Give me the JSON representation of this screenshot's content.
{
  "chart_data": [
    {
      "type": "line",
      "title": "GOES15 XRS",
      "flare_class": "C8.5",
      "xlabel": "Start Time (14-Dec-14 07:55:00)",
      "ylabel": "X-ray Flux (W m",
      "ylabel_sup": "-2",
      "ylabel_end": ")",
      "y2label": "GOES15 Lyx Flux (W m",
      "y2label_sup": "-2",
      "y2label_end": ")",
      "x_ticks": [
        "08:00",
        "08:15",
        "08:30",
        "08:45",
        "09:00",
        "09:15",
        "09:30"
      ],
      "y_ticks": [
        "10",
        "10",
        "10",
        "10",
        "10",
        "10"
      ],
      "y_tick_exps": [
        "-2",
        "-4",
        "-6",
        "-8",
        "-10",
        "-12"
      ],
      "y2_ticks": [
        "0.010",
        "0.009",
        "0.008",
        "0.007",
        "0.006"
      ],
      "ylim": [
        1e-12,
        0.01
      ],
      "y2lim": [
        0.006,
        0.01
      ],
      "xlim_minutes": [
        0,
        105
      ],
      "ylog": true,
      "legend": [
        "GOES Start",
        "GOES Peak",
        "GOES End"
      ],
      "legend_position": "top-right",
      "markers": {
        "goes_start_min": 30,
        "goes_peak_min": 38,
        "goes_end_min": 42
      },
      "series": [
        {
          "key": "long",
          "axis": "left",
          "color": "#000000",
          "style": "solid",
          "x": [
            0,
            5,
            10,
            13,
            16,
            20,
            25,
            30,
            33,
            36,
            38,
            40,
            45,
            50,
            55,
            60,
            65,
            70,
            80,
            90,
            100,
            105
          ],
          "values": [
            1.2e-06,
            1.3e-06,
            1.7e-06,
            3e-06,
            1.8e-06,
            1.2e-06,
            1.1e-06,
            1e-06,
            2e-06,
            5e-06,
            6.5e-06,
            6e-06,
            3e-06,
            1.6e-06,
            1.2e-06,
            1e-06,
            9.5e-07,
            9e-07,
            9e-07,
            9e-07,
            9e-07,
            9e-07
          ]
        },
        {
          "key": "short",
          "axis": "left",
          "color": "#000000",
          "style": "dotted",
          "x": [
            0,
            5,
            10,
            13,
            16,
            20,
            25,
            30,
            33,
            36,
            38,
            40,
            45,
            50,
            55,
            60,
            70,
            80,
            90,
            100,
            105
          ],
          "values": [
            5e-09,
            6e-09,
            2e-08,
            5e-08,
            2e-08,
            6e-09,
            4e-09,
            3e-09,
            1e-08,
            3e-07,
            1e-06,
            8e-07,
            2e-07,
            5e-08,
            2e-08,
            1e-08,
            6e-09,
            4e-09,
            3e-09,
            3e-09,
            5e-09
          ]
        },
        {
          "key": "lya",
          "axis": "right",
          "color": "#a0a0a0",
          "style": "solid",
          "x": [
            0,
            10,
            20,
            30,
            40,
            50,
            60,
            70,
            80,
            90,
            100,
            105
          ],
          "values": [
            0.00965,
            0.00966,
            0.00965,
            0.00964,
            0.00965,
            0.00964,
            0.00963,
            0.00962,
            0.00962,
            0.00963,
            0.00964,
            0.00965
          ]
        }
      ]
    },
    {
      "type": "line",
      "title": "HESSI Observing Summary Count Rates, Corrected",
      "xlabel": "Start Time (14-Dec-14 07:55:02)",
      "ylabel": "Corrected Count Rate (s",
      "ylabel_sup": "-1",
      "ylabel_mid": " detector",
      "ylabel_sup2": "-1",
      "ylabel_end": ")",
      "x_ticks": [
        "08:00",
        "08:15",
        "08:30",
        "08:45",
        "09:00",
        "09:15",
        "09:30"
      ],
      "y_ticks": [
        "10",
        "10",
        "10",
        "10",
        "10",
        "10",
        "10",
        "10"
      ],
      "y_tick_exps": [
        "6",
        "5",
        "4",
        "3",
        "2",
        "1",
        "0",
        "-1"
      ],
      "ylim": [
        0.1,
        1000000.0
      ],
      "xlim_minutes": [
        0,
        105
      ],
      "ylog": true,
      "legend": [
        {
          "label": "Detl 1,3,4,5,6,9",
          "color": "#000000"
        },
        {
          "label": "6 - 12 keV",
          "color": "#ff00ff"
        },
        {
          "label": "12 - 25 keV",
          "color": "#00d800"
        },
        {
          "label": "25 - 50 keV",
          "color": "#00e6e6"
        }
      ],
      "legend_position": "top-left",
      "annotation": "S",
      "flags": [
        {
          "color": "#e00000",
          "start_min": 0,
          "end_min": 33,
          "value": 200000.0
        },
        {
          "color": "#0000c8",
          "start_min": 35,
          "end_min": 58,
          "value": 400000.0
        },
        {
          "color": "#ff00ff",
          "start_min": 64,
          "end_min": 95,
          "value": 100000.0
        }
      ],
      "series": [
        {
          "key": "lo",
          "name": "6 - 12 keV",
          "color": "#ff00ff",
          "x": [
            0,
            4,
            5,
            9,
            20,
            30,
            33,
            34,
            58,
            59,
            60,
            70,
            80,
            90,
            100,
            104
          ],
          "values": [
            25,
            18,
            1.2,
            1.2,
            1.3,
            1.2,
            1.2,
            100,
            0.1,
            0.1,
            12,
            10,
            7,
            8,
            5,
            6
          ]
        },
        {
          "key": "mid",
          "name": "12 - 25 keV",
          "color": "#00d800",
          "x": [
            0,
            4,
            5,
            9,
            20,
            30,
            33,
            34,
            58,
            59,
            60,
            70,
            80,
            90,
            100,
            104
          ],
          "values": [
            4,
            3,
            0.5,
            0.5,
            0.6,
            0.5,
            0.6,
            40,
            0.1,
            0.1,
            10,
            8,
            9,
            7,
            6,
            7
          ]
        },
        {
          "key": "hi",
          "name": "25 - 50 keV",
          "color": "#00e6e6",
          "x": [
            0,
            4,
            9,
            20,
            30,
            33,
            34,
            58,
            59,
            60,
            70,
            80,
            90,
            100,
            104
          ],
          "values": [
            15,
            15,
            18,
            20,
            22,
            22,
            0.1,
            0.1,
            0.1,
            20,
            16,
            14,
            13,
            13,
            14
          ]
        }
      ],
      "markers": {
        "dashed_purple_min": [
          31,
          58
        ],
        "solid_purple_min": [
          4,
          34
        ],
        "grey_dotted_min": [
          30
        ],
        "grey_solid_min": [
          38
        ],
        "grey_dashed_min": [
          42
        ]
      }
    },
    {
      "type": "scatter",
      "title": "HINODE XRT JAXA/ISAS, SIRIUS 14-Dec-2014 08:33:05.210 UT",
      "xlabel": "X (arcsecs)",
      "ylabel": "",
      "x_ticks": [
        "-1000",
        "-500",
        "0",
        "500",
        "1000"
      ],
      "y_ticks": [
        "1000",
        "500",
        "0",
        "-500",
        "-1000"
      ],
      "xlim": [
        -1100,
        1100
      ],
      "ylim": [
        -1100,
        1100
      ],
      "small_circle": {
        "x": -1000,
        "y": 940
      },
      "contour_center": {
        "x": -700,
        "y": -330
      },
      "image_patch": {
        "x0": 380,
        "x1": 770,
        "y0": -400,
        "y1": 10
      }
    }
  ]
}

________________________

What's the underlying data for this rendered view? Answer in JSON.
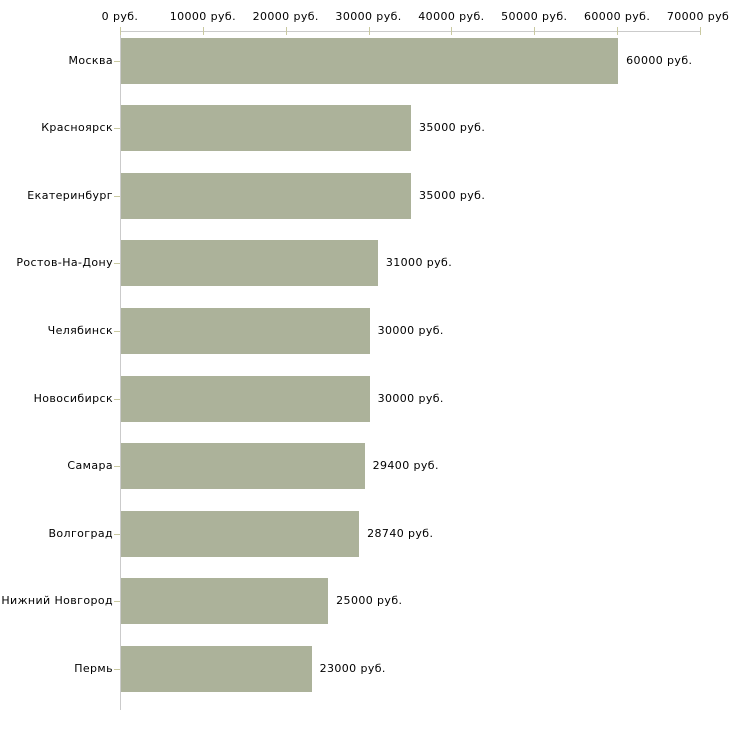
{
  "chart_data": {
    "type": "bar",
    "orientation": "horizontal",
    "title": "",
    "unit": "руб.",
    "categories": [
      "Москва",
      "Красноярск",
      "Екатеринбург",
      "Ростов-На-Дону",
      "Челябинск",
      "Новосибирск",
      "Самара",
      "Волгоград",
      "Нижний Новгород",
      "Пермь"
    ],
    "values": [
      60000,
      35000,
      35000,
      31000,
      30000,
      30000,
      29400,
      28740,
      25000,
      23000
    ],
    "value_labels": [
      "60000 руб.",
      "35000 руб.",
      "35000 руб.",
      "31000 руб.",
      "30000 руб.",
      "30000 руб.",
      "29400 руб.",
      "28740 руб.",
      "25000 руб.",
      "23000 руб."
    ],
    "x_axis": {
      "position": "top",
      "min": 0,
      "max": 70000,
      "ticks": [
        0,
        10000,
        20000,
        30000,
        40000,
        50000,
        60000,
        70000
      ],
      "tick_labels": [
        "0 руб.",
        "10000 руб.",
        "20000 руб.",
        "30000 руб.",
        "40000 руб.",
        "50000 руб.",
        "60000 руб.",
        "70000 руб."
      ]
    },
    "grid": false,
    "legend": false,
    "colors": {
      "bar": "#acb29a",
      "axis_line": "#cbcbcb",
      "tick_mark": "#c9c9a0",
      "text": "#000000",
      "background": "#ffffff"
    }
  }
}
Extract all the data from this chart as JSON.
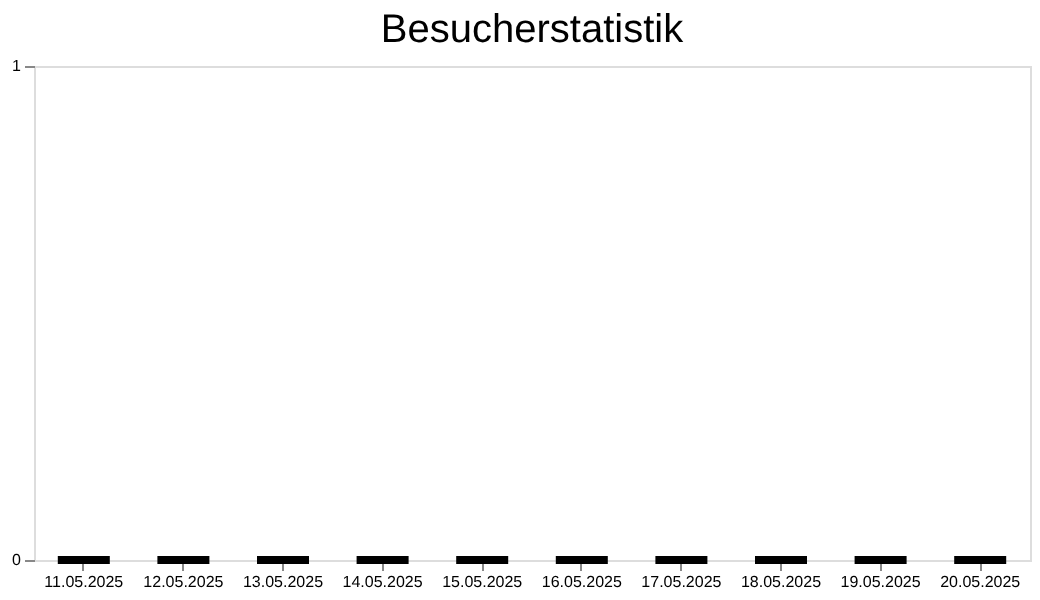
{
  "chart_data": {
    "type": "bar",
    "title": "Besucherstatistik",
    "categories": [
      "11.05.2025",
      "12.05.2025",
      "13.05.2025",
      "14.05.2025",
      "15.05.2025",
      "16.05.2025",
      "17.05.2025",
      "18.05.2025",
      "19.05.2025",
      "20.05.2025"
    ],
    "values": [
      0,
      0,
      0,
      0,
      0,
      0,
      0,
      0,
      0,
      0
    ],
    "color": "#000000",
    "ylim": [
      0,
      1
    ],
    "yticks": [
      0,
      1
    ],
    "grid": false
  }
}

________________________

**SET TASK:** Look through the listing above. Pick out each line with "Count" and copy it.

**SOLUTION:**
      "title": "HESSI Observing Summary Count Rates, Corrected",
      "ylabel": "Corrected Count Rate (s",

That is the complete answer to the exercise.